* start *

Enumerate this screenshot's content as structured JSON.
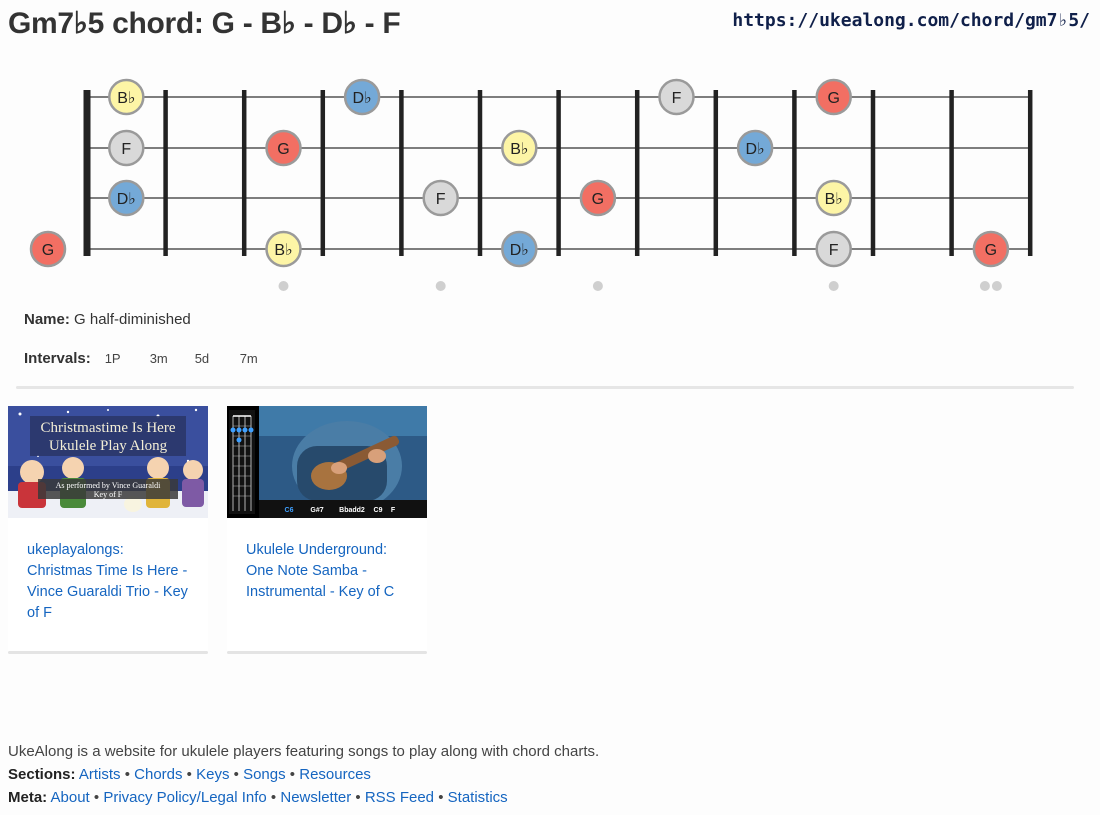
{
  "page": {
    "title": "Gm7♭5 chord: G - B♭ - D♭ - F",
    "url": "https://ukealong.com/chord/gm7♭5/"
  },
  "fretboard": {
    "strings": 4,
    "frets": 12,
    "fret_markers": [
      {
        "fret": 3,
        "count": 1
      },
      {
        "fret": 5,
        "count": 1
      },
      {
        "fret": 7,
        "count": 1
      },
      {
        "fret": 10,
        "count": 1
      },
      {
        "fret": 12,
        "count": 2
      }
    ],
    "note_colors": {
      "G": "#f26f63",
      "B♭": "#fdf5a6",
      "D♭": "#74a9d7",
      "F": "#d9d9d9"
    },
    "notes": [
      {
        "string": 1,
        "fret": 1,
        "label": "B♭"
      },
      {
        "string": 1,
        "fret": 4,
        "label": "D♭"
      },
      {
        "string": 1,
        "fret": 8,
        "label": "F"
      },
      {
        "string": 1,
        "fret": 10,
        "label": "G"
      },
      {
        "string": 2,
        "fret": 1,
        "label": "F"
      },
      {
        "string": 2,
        "fret": 3,
        "label": "G"
      },
      {
        "string": 2,
        "fret": 6,
        "label": "B♭"
      },
      {
        "string": 2,
        "fret": 9,
        "label": "D♭"
      },
      {
        "string": 3,
        "fret": 1,
        "label": "D♭"
      },
      {
        "string": 3,
        "fret": 5,
        "label": "F"
      },
      {
        "string": 3,
        "fret": 7,
        "label": "G"
      },
      {
        "string": 3,
        "fret": 10,
        "label": "B♭"
      },
      {
        "string": 4,
        "fret": 0,
        "label": "G"
      },
      {
        "string": 4,
        "fret": 3,
        "label": "B♭"
      },
      {
        "string": 4,
        "fret": 6,
        "label": "D♭"
      },
      {
        "string": 4,
        "fret": 10,
        "label": "F"
      },
      {
        "string": 4,
        "fret": 12,
        "label": "G"
      }
    ]
  },
  "info": {
    "name_label": "Name:",
    "name_value": "G half-diminished",
    "intervals_label": "Intervals:",
    "intervals": [
      "1P",
      "3m",
      "5d",
      "7m"
    ]
  },
  "videos": [
    {
      "title": "ukeplayalongs: Christmas Time Is Here - Vince Guaraldi Trio - Key of F",
      "thumb_line1": "Christmastime Is Here",
      "thumb_line2": "Ukulele Play Along",
      "thumb_line3": "As performed by Vince Guaraldi",
      "thumb_line4": "Key of F"
    },
    {
      "title": "Ukulele Underground: One Note Samba - Instrumental - Key of C",
      "thumb_chords": [
        "C6",
        "G#7",
        "Bbadd2",
        "C9",
        "F"
      ]
    }
  ],
  "footer": {
    "about_text": "UkeAlong is a website for ukulele players featuring songs to play along with chord charts.",
    "sections_label": "Sections:",
    "sections": [
      "Artists",
      "Chords",
      "Keys",
      "Songs",
      "Resources"
    ],
    "meta_label": "Meta:",
    "meta": [
      "About",
      "Privacy Policy/Legal Info",
      "Newsletter",
      "RSS Feed",
      "Statistics"
    ]
  }
}
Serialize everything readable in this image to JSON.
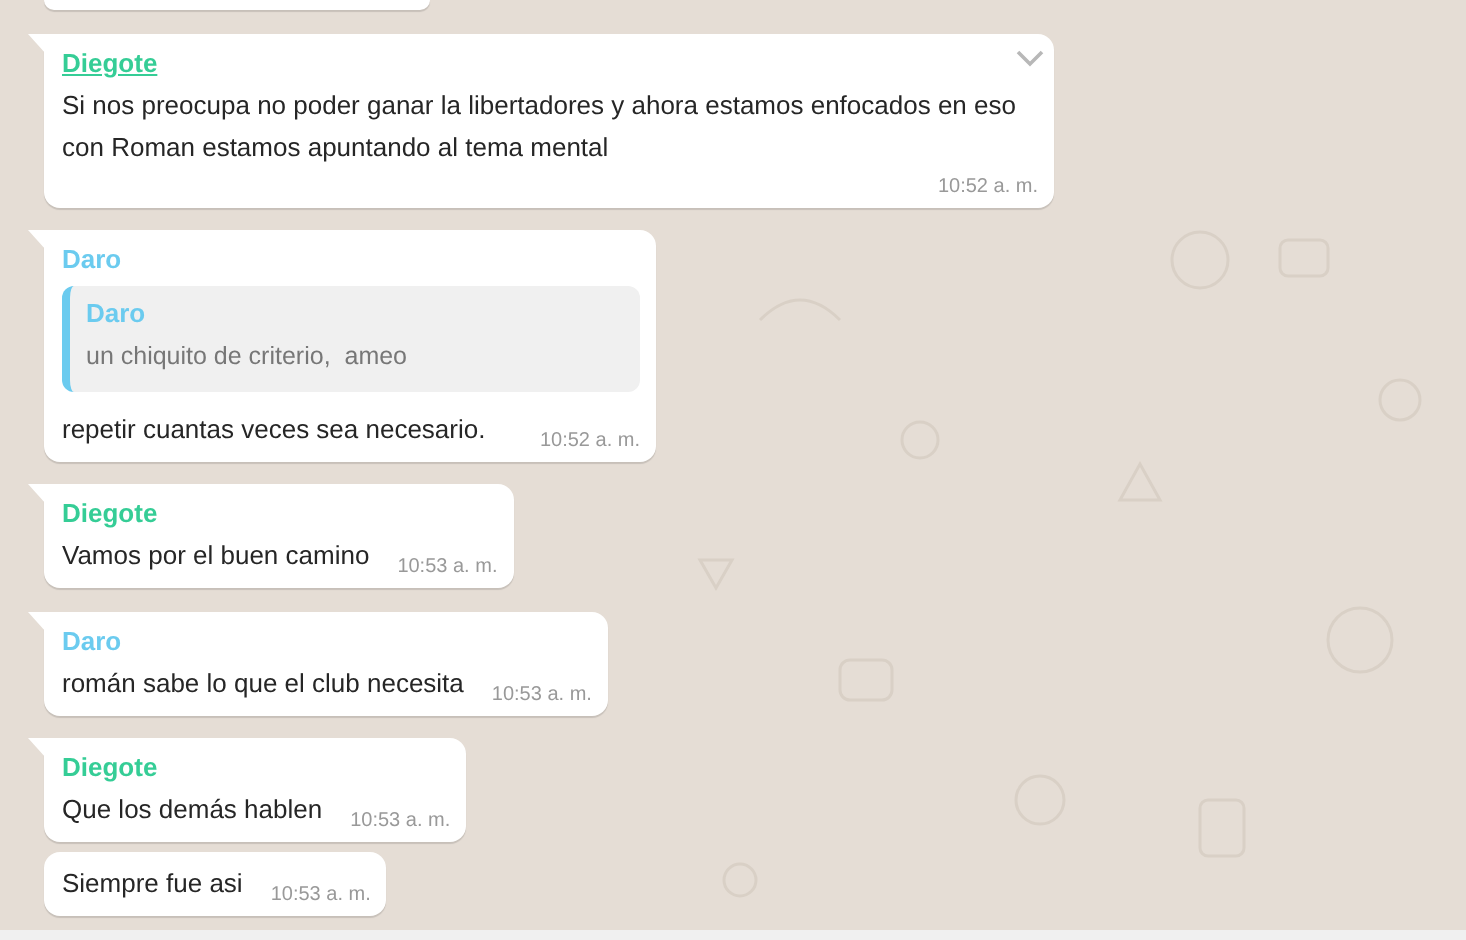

* end *

● Your task:
For each line of the entries that includes "Guaraldi", show that line.

● Task response:
      "title": "ukeplayalongs: Christmas Time Is Here - Vince Guaraldi Trio - Key of F",
      "thumb_line3": "As performed by Vince Guaraldi",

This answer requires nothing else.